GIVEN TASK: Reproduce the listing verbatim.

DATA ENTRIES:

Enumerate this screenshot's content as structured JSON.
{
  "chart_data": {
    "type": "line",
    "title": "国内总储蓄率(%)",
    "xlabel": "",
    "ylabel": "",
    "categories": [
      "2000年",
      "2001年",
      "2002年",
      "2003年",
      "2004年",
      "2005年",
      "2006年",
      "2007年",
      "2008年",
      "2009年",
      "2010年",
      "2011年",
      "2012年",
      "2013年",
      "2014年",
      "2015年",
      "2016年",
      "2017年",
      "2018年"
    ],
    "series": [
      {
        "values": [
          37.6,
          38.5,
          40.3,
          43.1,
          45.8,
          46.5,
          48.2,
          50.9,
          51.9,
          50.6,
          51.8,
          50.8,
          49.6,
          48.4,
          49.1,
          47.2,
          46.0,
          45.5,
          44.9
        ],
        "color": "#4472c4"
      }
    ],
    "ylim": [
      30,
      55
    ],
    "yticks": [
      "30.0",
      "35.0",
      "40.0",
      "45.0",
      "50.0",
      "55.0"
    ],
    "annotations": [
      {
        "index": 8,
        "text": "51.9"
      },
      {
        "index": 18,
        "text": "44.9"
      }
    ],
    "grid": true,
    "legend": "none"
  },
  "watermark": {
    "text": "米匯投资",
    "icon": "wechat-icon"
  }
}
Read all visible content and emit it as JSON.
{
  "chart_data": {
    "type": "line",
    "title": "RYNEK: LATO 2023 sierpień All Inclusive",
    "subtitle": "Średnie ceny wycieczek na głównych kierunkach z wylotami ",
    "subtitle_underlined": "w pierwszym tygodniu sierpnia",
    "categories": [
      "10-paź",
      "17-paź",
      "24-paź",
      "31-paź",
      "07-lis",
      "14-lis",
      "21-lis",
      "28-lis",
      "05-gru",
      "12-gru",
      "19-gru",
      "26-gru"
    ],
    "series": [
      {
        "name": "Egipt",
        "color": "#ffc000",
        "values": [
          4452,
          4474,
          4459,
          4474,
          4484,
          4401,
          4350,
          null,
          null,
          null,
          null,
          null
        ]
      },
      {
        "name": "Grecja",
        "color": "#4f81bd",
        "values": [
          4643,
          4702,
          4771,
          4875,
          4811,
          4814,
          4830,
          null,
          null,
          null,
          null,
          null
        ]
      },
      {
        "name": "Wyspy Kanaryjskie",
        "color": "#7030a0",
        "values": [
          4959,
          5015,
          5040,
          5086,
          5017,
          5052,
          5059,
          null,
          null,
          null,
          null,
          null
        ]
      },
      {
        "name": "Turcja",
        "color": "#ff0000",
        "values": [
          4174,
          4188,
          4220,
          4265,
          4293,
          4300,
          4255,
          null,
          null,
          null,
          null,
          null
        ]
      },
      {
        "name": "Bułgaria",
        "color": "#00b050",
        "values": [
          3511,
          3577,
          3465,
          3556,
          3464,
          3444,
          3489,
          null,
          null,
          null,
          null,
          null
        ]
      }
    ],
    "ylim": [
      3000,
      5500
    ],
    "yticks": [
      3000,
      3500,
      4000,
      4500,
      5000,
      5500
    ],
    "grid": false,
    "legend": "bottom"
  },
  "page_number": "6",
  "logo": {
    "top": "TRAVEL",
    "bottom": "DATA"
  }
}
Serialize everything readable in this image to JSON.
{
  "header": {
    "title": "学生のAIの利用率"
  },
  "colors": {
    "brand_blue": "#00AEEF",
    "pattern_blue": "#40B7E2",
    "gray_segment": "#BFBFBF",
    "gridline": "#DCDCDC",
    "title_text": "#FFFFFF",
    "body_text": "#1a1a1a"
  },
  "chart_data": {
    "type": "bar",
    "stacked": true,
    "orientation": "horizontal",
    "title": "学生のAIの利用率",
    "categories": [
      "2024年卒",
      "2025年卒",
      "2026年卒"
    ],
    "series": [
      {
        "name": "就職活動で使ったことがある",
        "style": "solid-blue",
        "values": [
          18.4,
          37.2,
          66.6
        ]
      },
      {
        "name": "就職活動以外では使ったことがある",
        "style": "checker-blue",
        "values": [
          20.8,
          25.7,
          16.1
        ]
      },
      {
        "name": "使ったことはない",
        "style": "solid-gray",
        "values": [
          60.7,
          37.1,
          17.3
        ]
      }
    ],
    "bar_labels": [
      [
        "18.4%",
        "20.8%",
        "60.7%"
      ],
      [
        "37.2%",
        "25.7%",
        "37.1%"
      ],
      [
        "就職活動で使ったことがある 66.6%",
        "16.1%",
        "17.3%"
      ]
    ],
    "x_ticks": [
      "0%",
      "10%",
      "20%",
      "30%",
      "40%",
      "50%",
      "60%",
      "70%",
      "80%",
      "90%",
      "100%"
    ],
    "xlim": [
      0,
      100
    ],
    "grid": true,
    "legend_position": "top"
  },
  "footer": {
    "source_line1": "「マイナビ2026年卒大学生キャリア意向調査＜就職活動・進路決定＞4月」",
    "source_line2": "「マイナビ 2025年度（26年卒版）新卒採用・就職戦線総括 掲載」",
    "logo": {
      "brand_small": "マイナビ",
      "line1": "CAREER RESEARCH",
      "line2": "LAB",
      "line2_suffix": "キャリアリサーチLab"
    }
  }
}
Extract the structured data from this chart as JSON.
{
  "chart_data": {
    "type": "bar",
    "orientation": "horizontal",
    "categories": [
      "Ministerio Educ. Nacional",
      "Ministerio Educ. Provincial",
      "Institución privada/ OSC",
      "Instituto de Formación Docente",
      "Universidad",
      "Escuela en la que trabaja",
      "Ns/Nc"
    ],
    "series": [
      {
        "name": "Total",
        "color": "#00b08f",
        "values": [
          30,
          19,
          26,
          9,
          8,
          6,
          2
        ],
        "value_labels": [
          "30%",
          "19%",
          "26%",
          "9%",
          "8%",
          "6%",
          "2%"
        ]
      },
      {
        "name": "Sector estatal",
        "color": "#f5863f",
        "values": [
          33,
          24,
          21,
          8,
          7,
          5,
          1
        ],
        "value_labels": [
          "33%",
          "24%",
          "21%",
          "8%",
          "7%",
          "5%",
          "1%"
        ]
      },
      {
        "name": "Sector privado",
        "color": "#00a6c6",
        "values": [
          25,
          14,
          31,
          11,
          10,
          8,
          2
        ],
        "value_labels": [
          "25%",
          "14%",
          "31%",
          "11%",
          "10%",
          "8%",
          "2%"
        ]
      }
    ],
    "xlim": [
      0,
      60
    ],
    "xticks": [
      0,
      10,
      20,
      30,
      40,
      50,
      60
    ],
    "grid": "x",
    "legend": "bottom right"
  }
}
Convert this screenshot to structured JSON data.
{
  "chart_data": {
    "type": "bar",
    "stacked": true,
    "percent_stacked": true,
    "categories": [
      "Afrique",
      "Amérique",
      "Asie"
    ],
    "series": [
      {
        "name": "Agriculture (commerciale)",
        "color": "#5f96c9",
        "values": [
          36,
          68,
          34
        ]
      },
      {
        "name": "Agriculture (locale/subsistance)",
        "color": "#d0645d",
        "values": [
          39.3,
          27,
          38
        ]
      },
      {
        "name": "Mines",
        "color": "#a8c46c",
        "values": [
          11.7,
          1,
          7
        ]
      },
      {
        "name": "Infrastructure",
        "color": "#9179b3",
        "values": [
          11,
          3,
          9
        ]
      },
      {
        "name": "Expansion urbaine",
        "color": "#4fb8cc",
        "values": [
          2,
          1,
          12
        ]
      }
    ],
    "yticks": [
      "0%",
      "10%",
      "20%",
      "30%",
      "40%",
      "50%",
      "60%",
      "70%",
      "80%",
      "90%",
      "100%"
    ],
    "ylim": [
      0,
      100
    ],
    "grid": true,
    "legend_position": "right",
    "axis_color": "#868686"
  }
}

EXERCISE RESULT:
Enumerate this screenshot's content as structured JSON.
{
  "chart_data": {
    "type": "line",
    "title": "国内总储蓄率(%)",
    "xlabel": "",
    "ylabel": "",
    "categories": [
      "2000年",
      "2001年",
      "2002年",
      "2003年",
      "2004年",
      "2005年",
      "2006年",
      "2007年",
      "2008年",
      "2009年",
      "2010年",
      "2011年",
      "2012年",
      "2013年",
      "2014年",
      "2015年",
      "2016年",
      "2017年",
      "2018年"
    ],
    "series": [
      {
        "values": [
          37.6,
          38.5,
          40.3,
          43.1,
          45.8,
          46.5,
          48.2,
          50.9,
          51.9,
          50.6,
          51.8,
          50.8,
          49.6,
          48.4,
          49.1,
          47.2,
          46.0,
          45.5,
          44.9
        ],
        "color": "#4472c4"
      }
    ],
    "ylim": [
      30,
      55
    ],
    "yticks": [
      "30.0",
      "35.0",
      "40.0",
      "45.0",
      "50.0",
      "55.0"
    ],
    "annotations": [
      {
        "index": 8,
        "text": "51.9"
      },
      {
        "index": 18,
        "text": "44.9"
      }
    ],
    "grid": true,
    "legend": "none"
  },
  "watermark": {
    "text": "米匯投资",
    "icon": "wechat-icon"
  }
}
Read all visible content and emit it as JSON.
{
  "chart_data": {
    "type": "line",
    "title": "RYNEK: LATO 2023 sierpień All Inclusive",
    "subtitle": "Średnie ceny wycieczek na głównych kierunkach z wylotami ",
    "subtitle_underlined": "w pierwszym tygodniu sierpnia",
    "categories": [
      "10-paź",
      "17-paź",
      "24-paź",
      "31-paź",
      "07-lis",
      "14-lis",
      "21-lis",
      "28-lis",
      "05-gru",
      "12-gru",
      "19-gru",
      "26-gru"
    ],
    "series": [
      {
        "name": "Egipt",
        "color": "#ffc000",
        "values": [
          4452,
          4474,
          4459,
          4474,
          4484,
          4401,
          4350,
          null,
          null,
          null,
          null,
          null
        ]
      },
      {
        "name": "Grecja",
        "color": "#4f81bd",
        "values": [
          4643,
          4702,
          4771,
          4875,
          4811,
          4814,
          4830,
          null,
          null,
          null,
          null,
          null
        ]
      },
      {
        "name": "Wyspy Kanaryjskie",
        "color": "#7030a0",
        "values": [
          4959,
          5015,
          5040,
          5086,
          5017,
          5052,
          5059,
          null,
          null,
          null,
          null,
          null
        ]
      },
      {
        "name": "Turcja",
        "color": "#ff0000",
        "values": [
          4174,
          4188,
          4220,
          4265,
          4293,
          4300,
          4255,
          null,
          null,
          null,
          null,
          null
        ]
      },
      {
        "name": "Bułgaria",
        "color": "#00b050",
        "values": [
          3511,
          3577,
          3465,
          3556,
          3464,
          3444,
          3489,
          null,
          null,
          null,
          null,
          null
        ]
      }
    ],
    "ylim": [
      3000,
      5500
    ],
    "yticks": [
      3000,
      3500,
      4000,
      4500,
      5000,
      5500
    ],
    "grid": false,
    "legend": "bottom"
  },
  "page_number": "6",
  "logo": {
    "top": "TRAVEL",
    "bottom": "DATA"
  }
}
Serialize everything readable in this image to JSON.
{
  "header": {
    "title": "学生のAIの利用率"
  },
  "colors": {
    "brand_blue": "#00AEEF",
    "pattern_blue": "#40B7E2",
    "gray_segment": "#BFBFBF",
    "gridline": "#DCDCDC",
    "title_text": "#FFFFFF",
    "body_text": "#1a1a1a"
  },
  "chart_data": {
    "type": "bar",
    "stacked": true,
    "orientation": "horizontal",
    "title": "学生のAIの利用率",
    "categories": [
      "2024年卒",
      "2025年卒",
      "2026年卒"
    ],
    "series": [
      {
        "name": "就職活動で使ったことがある",
        "style": "solid-blue",
        "values": [
          18.4,
          37.2,
          66.6
        ]
      },
      {
        "name": "就職活動以外では使ったことがある",
        "style": "checker-blue",
        "values": [
          20.8,
          25.7,
          16.1
        ]
      },
      {
        "name": "使ったことはない",
        "style": "solid-gray",
        "values": [
          60.7,
          37.1,
          17.3
        ]
      }
    ],
    "bar_labels": [
      [
        "18.4%",
        "20.8%",
        "60.7%"
      ],
      [
        "37.2%",
        "25.7%",
        "37.1%"
      ],
      [
        "就職活動で使ったことがある 66.6%",
        "16.1%",
        "17.3%"
      ]
    ],
    "x_ticks": [
      "0%",
      "10%",
      "20%",
      "30%",
      "40%",
      "50%",
      "60%",
      "70%",
      "80%",
      "90%",
      "100%"
    ],
    "xlim": [
      0,
      100
    ],
    "grid": true,
    "legend_position": "top"
  },
  "footer": {
    "source_line1": "「マイナビ2026年卒大学生キャリア意向調査＜就職活動・進路決定＞4月」",
    "source_line2": "「マイナビ 2025年度（26年卒版）新卒採用・就職戦線総括 掲載」",
    "logo": {
      "brand_small": "マイナビ",
      "line1": "CAREER RESEARCH",
      "line2": "LAB",
      "line2_suffix": "キャリアリサーチLab"
    }
  }
}
Extract the structured data from this chart as JSON.
{
  "chart_data": {
    "type": "bar",
    "orientation": "horizontal",
    "categories": [
      "Ministerio Educ. Nacional",
      "Ministerio Educ. Provincial",
      "Institución privada/ OSC",
      "Instituto de Formación Docente",
      "Universidad",
      "Escuela en la que trabaja",
      "Ns/Nc"
    ],
    "series": [
      {
        "name": "Total",
        "color": "#00b08f",
        "values": [
          30,
          19,
          26,
          9,
          8,
          6,
          2
        ],
        "value_labels": [
          "30%",
          "19%",
          "26%",
          "9%",
          "8%",
          "6%",
          "2%"
        ]
      },
      {
        "name": "Sector estatal",
        "color": "#f5863f",
        "values": [
          33,
          24,
          21,
          8,
          7,
          5,
          1
        ],
        "value_labels": [
          "33%",
          "24%",
          "21%",
          "8%",
          "7%",
          "5%",
          "1%"
        ]
      },
      {
        "name": "Sector privado",
        "color": "#00a6c6",
        "values": [
          25,
          14,
          31,
          11,
          10,
          8,
          2
        ],
        "value_labels": [
          "25%",
          "14%",
          "31%",
          "11%",
          "10%",
          "8%",
          "2%"
        ]
      }
    ],
    "xlim": [
      0,
      60
    ],
    "xticks": [
      0,
      10,
      20,
      30,
      40,
      50,
      60
    ],
    "grid": "x",
    "legend": "bottom right"
  }
}
Convert this screenshot to structured JSON data.
{
  "chart_data": {
    "type": "bar",
    "stacked": true,
    "percent_stacked": true,
    "categories": [
      "Afrique",
      "Amérique",
      "Asie"
    ],
    "series": [
      {
        "name": "Agriculture (commerciale)",
        "color": "#5f96c9",
        "values": [
          36,
          68,
          34
        ]
      },
      {
        "name": "Agriculture (locale/subsistance)",
        "color": "#d0645d",
        "values": [
          39.3,
          27,
          38
        ]
      },
      {
        "name": "Mines",
        "color": "#a8c46c",
        "values": [
          11.7,
          1,
          7
        ]
      },
      {
        "name": "Infrastructure",
        "color": "#9179b3",
        "values": [
          11,
          3,
          9
        ]
      },
      {
        "name": "Expansion urbaine",
        "color": "#4fb8cc",
        "values": [
          2,
          1,
          12
        ]
      }
    ],
    "yticks": [
      "0%",
      "10%",
      "20%",
      "30%",
      "40%",
      "50%",
      "60%",
      "70%",
      "80%",
      "90%",
      "100%"
    ],
    "ylim": [
      0,
      100
    ],
    "grid": true,
    "legend_position": "right",
    "axis_color": "#868686"
  }
}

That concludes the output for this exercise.